Excerpts from a figure dataset
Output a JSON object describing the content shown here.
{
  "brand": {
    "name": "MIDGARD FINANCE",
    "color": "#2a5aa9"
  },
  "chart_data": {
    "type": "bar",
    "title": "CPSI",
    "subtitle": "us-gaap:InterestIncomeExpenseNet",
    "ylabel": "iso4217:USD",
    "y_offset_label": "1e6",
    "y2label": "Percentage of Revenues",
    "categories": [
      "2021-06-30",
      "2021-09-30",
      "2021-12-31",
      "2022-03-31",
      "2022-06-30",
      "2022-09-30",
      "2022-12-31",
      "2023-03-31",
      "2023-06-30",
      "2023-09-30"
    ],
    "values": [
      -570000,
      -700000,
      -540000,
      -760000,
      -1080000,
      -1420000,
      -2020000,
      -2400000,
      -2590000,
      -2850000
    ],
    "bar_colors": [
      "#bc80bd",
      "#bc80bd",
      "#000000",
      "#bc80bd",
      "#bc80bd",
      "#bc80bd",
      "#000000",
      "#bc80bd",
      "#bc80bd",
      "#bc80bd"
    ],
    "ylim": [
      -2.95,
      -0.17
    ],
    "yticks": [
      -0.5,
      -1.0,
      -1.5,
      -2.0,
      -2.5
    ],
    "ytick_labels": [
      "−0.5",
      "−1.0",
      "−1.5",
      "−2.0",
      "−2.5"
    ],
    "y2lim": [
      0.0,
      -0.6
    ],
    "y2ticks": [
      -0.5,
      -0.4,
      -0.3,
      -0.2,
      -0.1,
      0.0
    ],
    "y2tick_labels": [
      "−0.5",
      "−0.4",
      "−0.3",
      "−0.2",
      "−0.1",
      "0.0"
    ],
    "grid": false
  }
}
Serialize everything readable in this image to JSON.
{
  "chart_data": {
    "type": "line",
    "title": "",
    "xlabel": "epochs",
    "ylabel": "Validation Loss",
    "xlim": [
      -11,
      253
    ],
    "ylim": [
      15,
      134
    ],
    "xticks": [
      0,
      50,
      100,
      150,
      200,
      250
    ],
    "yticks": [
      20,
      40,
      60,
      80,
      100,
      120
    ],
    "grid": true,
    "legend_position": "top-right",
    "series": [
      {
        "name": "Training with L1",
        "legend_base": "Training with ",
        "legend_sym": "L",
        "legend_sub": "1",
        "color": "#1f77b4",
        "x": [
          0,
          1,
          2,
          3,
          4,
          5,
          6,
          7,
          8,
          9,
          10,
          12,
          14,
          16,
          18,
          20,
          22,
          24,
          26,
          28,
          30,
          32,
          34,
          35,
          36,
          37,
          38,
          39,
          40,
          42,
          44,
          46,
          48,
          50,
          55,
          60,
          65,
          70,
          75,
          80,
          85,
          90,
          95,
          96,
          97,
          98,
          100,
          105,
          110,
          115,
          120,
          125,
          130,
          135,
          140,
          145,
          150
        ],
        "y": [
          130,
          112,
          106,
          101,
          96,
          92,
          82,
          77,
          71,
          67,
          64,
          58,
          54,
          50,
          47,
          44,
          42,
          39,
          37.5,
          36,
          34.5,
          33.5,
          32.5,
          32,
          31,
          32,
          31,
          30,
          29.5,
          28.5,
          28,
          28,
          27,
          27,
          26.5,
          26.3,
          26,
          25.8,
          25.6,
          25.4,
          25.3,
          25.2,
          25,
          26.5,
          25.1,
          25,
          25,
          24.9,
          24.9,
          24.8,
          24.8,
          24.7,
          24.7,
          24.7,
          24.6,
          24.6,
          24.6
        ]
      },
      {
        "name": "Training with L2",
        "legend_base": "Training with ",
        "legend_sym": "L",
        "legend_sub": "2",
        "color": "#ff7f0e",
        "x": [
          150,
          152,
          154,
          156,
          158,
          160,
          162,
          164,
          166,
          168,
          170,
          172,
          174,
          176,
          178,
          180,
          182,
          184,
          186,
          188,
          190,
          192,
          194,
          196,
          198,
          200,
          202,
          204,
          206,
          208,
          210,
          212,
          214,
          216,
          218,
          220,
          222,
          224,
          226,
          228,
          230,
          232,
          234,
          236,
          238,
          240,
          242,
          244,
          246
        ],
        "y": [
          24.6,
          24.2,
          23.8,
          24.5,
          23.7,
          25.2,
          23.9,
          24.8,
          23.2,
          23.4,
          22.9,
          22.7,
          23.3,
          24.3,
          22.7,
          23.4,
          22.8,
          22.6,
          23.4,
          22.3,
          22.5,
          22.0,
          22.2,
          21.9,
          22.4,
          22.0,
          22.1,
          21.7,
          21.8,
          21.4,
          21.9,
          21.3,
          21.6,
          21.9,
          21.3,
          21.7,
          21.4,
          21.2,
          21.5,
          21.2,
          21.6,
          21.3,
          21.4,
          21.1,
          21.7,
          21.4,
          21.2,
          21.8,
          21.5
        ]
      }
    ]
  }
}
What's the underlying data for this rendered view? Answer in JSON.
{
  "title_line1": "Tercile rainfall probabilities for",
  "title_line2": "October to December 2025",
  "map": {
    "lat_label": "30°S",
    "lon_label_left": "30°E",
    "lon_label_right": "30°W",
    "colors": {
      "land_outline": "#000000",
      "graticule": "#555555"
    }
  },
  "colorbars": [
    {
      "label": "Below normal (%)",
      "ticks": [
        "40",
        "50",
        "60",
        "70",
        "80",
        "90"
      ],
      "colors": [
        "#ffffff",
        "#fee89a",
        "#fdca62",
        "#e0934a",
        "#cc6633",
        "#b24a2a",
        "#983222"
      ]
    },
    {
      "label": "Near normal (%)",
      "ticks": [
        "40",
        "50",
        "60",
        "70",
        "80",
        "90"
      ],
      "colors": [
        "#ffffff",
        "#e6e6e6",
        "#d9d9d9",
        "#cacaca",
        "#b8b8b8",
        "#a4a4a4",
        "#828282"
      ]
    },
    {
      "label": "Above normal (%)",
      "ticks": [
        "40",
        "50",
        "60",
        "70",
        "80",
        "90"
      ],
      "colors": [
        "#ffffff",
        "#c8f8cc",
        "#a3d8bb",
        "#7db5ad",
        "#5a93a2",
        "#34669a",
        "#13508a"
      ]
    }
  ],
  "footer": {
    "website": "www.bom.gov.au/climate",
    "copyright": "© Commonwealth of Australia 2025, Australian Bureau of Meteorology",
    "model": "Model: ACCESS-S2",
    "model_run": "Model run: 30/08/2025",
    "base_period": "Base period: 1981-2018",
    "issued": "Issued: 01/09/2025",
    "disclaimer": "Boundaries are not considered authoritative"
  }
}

▸ **What is expected**
Go through the records above and retype each one exactly.

▸ **Full answer**
Output a JSON object describing the content shown here.
{
  "brand": {
    "name": "MIDGARD FINANCE",
    "color": "#2a5aa9"
  },
  "chart_data": {
    "type": "bar",
    "title": "CPSI",
    "subtitle": "us-gaap:InterestIncomeExpenseNet",
    "ylabel": "iso4217:USD",
    "y_offset_label": "1e6",
    "y2label": "Percentage of Revenues",
    "categories": [
      "2021-06-30",
      "2021-09-30",
      "2021-12-31",
      "2022-03-31",
      "2022-06-30",
      "2022-09-30",
      "2022-12-31",
      "2023-03-31",
      "2023-06-30",
      "2023-09-30"
    ],
    "values": [
      -570000,
      -700000,
      -540000,
      -760000,
      -1080000,
      -1420000,
      -2020000,
      -2400000,
      -2590000,
      -2850000
    ],
    "bar_colors": [
      "#bc80bd",
      "#bc80bd",
      "#000000",
      "#bc80bd",
      "#bc80bd",
      "#bc80bd",
      "#000000",
      "#bc80bd",
      "#bc80bd",
      "#bc80bd"
    ],
    "ylim": [
      -2.95,
      -0.17
    ],
    "yticks": [
      -0.5,
      -1.0,
      -1.5,
      -2.0,
      -2.5
    ],
    "ytick_labels": [
      "−0.5",
      "−1.0",
      "−1.5",
      "−2.0",
      "−2.5"
    ],
    "y2lim": [
      0.0,
      -0.6
    ],
    "y2ticks": [
      -0.5,
      -0.4,
      -0.3,
      -0.2,
      -0.1,
      0.0
    ],
    "y2tick_labels": [
      "−0.5",
      "−0.4",
      "−0.3",
      "−0.2",
      "−0.1",
      "0.0"
    ],
    "grid": false
  }
}
Serialize everything readable in this image to JSON.
{
  "chart_data": {
    "type": "line",
    "title": "",
    "xlabel": "epochs",
    "ylabel": "Validation Loss",
    "xlim": [
      -11,
      253
    ],
    "ylim": [
      15,
      134
    ],
    "xticks": [
      0,
      50,
      100,
      150,
      200,
      250
    ],
    "yticks": [
      20,
      40,
      60,
      80,
      100,
      120
    ],
    "grid": true,
    "legend_position": "top-right",
    "series": [
      {
        "name": "Training with L1",
        "legend_base": "Training with ",
        "legend_sym": "L",
        "legend_sub": "1",
        "color": "#1f77b4",
        "x": [
          0,
          1,
          2,
          3,
          4,
          5,
          6,
          7,
          8,
          9,
          10,
          12,
          14,
          16,
          18,
          20,
          22,
          24,
          26,
          28,
          30,
          32,
          34,
          35,
          36,
          37,
          38,
          39,
          40,
          42,
          44,
          46,
          48,
          50,
          55,
          60,
          65,
          70,
          75,
          80,
          85,
          90,
          95,
          96,
          97,
          98,
          100,
          105,
          110,
          115,
          120,
          125,
          130,
          135,
          140,
          145,
          150
        ],
        "y": [
          130,
          112,
          106,
          101,
          96,
          92,
          82,
          77,
          71,
          67,
          64,
          58,
          54,
          50,
          47,
          44,
          42,
          39,
          37.5,
          36,
          34.5,
          33.5,
          32.5,
          32,
          31,
          32,
          31,
          30,
          29.5,
          28.5,
          28,
          28,
          27,
          27,
          26.5,
          26.3,
          26,
          25.8,
          25.6,
          25.4,
          25.3,
          25.2,
          25,
          26.5,
          25.1,
          25,
          25,
          24.9,
          24.9,
          24.8,
          24.8,
          24.7,
          24.7,
          24.7,
          24.6,
          24.6,
          24.6
        ]
      },
      {
        "name": "Training with L2",
        "legend_base": "Training with ",
        "legend_sym": "L",
        "legend_sub": "2",
        "color": "#ff7f0e",
        "x": [
          150,
          152,
          154,
          156,
          158,
          160,
          162,
          164,
          166,
          168,
          170,
          172,
          174,
          176,
          178,
          180,
          182,
          184,
          186,
          188,
          190,
          192,
          194,
          196,
          198,
          200,
          202,
          204,
          206,
          208,
          210,
          212,
          214,
          216,
          218,
          220,
          222,
          224,
          226,
          228,
          230,
          232,
          234,
          236,
          238,
          240,
          242,
          244,
          246
        ],
        "y": [
          24.6,
          24.2,
          23.8,
          24.5,
          23.7,
          25.2,
          23.9,
          24.8,
          23.2,
          23.4,
          22.9,
          22.7,
          23.3,
          24.3,
          22.7,
          23.4,
          22.8,
          22.6,
          23.4,
          22.3,
          22.5,
          22.0,
          22.2,
          21.9,
          22.4,
          22.0,
          22.1,
          21.7,
          21.8,
          21.4,
          21.9,
          21.3,
          21.6,
          21.9,
          21.3,
          21.7,
          21.4,
          21.2,
          21.5,
          21.2,
          21.6,
          21.3,
          21.4,
          21.1,
          21.7,
          21.4,
          21.2,
          21.8,
          21.5
        ]
      }
    ]
  }
}
What's the underlying data for this rendered view? Answer in JSON.
{
  "title_line1": "Tercile rainfall probabilities for",
  "title_line2": "October to December 2025",
  "map": {
    "lat_label": "30°S",
    "lon_label_left": "30°E",
    "lon_label_right": "30°W",
    "colors": {
      "land_outline": "#000000",
      "graticule": "#555555"
    }
  },
  "colorbars": [
    {
      "label": "Below normal (%)",
      "ticks": [
        "40",
        "50",
        "60",
        "70",
        "80",
        "90"
      ],
      "colors": [
        "#ffffff",
        "#fee89a",
        "#fdca62",
        "#e0934a",
        "#cc6633",
        "#b24a2a",
        "#983222"
      ]
    },
    {
      "label": "Near normal (%)",
      "ticks": [
        "40",
        "50",
        "60",
        "70",
        "80",
        "90"
      ],
      "colors": [
        "#ffffff",
        "#e6e6e6",
        "#d9d9d9",
        "#cacaca",
        "#b8b8b8",
        "#a4a4a4",
        "#828282"
      ]
    },
    {
      "label": "Above normal (%)",
      "ticks": [
        "40",
        "50",
        "60",
        "70",
        "80",
        "90"
      ],
      "colors": [
        "#ffffff",
        "#c8f8cc",
        "#a3d8bb",
        "#7db5ad",
        "#5a93a2",
        "#34669a",
        "#13508a"
      ]
    }
  ],
  "footer": {
    "website": "www.bom.gov.au/climate",
    "copyright": "© Commonwealth of Australia 2025, Australian Bureau of Meteorology",
    "model": "Model: ACCESS-S2",
    "model_run": "Model run: 30/08/2025",
    "base_period": "Base period: 1981-2018",
    "issued": "Issued: 01/09/2025",
    "disclaimer": "Boundaries are not considered authoritative"
  }
}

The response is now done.